Data items:
####

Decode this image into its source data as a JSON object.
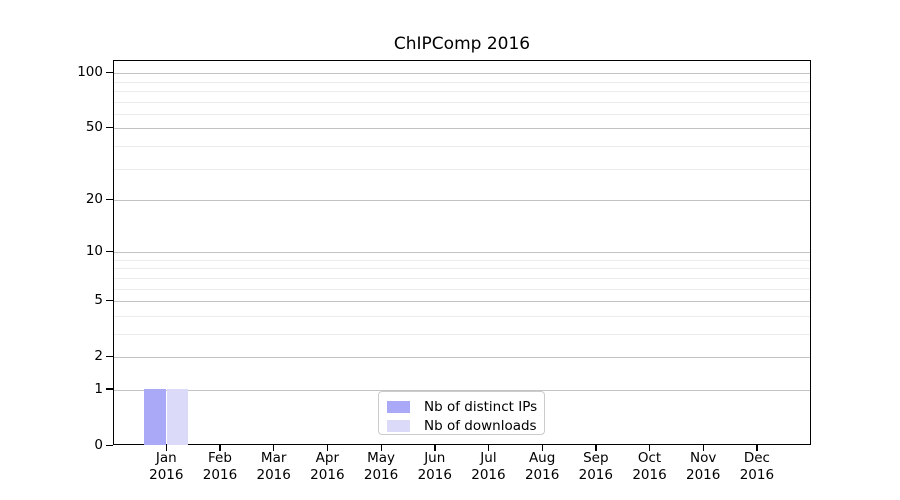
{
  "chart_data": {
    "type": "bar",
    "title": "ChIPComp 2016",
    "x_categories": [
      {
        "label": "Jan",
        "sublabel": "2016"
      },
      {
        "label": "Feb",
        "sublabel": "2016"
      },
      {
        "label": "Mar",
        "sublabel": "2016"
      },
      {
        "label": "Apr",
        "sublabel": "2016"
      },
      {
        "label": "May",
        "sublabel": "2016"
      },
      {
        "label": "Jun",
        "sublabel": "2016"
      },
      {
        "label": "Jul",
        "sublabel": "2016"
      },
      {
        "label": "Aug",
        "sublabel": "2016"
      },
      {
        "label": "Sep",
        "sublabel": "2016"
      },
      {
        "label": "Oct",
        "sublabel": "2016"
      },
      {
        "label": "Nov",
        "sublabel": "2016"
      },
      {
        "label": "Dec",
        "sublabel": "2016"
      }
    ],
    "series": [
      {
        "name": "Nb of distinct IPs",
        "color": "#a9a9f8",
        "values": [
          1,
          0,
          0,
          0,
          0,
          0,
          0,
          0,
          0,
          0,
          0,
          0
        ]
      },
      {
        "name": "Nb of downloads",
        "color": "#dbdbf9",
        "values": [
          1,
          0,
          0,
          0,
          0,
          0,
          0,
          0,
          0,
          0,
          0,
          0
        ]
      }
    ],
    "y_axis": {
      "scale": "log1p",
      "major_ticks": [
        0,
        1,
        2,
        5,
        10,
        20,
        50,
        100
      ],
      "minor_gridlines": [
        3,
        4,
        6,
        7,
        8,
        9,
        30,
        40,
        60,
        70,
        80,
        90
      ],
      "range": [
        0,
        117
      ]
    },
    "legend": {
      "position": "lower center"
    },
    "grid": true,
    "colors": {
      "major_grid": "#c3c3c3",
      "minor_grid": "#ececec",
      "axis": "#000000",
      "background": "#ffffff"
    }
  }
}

####

_WHAT YOU NEED TO DO_.
Copy whichever lines in the listing above contain the word "name".

_REPLY_.
        "name": "Nb of distinct IPs",
        "name": "Nb of downloads",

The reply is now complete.